● Selected extract:
────

F-Secure by louhike and more work on the new metadata download system

2025-08-11 09:13:57 -04:00 · 2011-04-04 08:02:28 -06:00 · 2011-04-04 08:02:28 -06:00 · 6be7471d2e
commit 6be7471d2e
parent 492d16e5c9
4 changed files with 186 additions and 15 deletions
--- a/recipes/f_secure.recipe
+++ b/recipes/f_secure.recipe
@ -0,0 +1,22 @@
+from calibre.web.feeds.news import BasicNewsRecipe
+
+class AdvancedUserRecipe1301860159(BasicNewsRecipe):
+    title          = u'F-Secure Weblog'
+    language = 'en'
+    __author__ = 'louhike'
+    description = u'All the news from the weblog of F-Secure'
+    publisher = u'F-Secure'
+    timefmt = ' [%a, %d %b, %Y]'
+    encoding = 'ISO-8859-1'
+    oldest_article = 7
+    max_articles_per_feed = 100
+    no_stylesheets = True
+    use_embedded_content   = False
+    language = 'en_EN'
+    remove_javascript = True
+    keep_only_tags = [dict(name='div', attrs={'class':'modSectionTd2'})]
+    remove_tags = [dict(name='a'),dict(name='hr')]
+
+    feeds          = [(u'Weblog', u'http://www.f-secure.com/weblog/weblog.rss')]
+    def get_cover_url(self):
+        return 'http://www.f-secure.com/weblog/archives/images/company_logo.png'
--- a/src/calibre/ebooks/metadata/sources/amazon.py
+++ b/src/calibre/ebooks/metadata/sources/amazon.py
@ -282,6 +282,7 @@ class Amazon(Source):
    capabilities = frozenset(['identify', 'cover'])
    touched_fields = frozenset(['title', 'authors', 'identifier:amazon',
        'identifier:isbn', 'rating', 'comments', 'publisher', 'pubdate'])

────

(Element-and-box listings)
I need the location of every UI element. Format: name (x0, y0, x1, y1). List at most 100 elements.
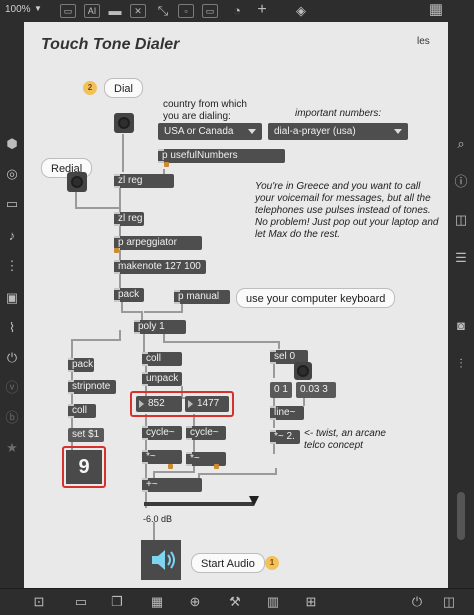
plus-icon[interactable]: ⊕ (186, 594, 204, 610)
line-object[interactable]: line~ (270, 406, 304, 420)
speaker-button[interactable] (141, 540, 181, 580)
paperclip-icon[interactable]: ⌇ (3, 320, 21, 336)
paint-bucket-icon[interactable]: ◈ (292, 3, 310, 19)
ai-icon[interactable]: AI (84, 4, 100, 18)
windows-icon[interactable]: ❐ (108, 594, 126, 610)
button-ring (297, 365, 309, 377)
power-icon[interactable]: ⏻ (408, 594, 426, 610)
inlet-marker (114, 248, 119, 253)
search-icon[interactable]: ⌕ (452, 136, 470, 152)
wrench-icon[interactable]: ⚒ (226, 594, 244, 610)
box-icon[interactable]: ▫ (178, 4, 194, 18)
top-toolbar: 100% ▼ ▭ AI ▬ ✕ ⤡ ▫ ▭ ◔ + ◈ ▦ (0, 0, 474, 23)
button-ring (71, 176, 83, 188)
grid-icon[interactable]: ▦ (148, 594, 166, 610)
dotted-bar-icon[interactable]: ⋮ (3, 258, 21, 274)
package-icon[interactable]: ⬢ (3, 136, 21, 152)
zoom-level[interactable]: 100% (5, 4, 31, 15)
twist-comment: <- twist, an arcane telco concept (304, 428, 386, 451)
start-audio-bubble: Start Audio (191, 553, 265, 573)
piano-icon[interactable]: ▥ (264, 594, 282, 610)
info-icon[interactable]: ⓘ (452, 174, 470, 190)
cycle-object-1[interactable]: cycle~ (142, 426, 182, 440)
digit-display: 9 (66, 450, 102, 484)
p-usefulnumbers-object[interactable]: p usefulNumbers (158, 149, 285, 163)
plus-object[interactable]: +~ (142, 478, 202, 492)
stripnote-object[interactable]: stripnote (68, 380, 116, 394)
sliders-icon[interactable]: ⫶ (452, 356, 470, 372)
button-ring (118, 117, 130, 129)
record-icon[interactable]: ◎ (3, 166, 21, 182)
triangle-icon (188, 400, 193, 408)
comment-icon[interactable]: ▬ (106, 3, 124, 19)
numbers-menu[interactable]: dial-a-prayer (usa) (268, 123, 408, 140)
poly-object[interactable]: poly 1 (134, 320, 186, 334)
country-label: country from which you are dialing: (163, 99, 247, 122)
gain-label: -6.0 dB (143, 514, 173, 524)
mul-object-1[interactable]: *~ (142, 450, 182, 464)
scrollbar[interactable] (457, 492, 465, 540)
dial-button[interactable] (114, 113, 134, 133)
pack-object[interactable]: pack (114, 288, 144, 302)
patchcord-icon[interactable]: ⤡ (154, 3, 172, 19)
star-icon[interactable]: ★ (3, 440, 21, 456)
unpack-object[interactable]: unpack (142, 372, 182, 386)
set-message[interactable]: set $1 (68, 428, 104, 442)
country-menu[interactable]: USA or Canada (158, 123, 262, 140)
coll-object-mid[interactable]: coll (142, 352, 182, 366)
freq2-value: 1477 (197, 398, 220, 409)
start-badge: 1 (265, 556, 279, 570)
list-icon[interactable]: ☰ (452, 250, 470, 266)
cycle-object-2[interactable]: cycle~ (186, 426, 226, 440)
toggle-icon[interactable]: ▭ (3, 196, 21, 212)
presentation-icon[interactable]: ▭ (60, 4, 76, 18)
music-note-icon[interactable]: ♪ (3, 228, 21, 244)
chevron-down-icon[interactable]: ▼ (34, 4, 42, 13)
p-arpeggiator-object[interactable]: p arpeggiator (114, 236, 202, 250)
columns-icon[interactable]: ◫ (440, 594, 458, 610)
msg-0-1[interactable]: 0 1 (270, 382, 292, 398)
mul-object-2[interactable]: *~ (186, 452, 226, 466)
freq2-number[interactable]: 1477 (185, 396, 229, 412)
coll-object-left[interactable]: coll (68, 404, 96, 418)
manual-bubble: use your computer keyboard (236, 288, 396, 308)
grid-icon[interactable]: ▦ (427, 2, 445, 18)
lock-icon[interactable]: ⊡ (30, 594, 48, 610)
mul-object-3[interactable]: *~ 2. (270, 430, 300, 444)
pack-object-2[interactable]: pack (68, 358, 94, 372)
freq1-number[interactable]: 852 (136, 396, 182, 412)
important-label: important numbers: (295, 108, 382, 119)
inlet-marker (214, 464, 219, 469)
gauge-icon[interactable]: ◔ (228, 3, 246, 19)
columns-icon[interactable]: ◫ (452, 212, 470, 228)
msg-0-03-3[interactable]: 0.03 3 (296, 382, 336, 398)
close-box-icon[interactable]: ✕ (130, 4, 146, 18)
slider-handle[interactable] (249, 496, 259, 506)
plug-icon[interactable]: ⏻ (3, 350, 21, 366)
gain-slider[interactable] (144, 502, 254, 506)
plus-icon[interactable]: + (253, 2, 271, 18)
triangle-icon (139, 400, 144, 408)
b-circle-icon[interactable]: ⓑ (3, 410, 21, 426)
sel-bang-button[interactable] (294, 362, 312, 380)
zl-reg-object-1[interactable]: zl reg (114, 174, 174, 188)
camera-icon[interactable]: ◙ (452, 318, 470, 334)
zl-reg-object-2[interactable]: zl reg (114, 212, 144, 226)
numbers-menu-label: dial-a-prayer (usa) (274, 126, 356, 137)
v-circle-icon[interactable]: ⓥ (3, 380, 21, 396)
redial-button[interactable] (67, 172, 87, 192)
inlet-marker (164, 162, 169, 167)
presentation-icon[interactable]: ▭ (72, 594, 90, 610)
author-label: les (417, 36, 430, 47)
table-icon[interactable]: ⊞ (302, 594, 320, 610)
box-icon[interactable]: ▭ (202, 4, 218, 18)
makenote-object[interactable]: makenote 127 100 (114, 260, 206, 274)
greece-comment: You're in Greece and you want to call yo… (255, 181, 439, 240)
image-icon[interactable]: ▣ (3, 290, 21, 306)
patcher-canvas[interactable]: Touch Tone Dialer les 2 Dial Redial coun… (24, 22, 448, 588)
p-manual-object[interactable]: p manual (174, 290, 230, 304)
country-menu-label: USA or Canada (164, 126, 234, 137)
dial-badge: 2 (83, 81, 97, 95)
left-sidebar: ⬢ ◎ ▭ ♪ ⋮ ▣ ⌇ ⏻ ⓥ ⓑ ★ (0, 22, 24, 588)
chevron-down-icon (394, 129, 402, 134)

────

● Tasks for this exercise:
- 1) Which character encoding does the F-Secure recipe declare in the commit diff?
- 2) Translate the commit diff's title, "F-Secure by louhike and more work on the new metadata download system", into Spanish.

● Results for each task:
- 1) ISO-8859-1

- 2) F-Secure por louhike y más trabajo en el nuevo sistema de descarga de metadatos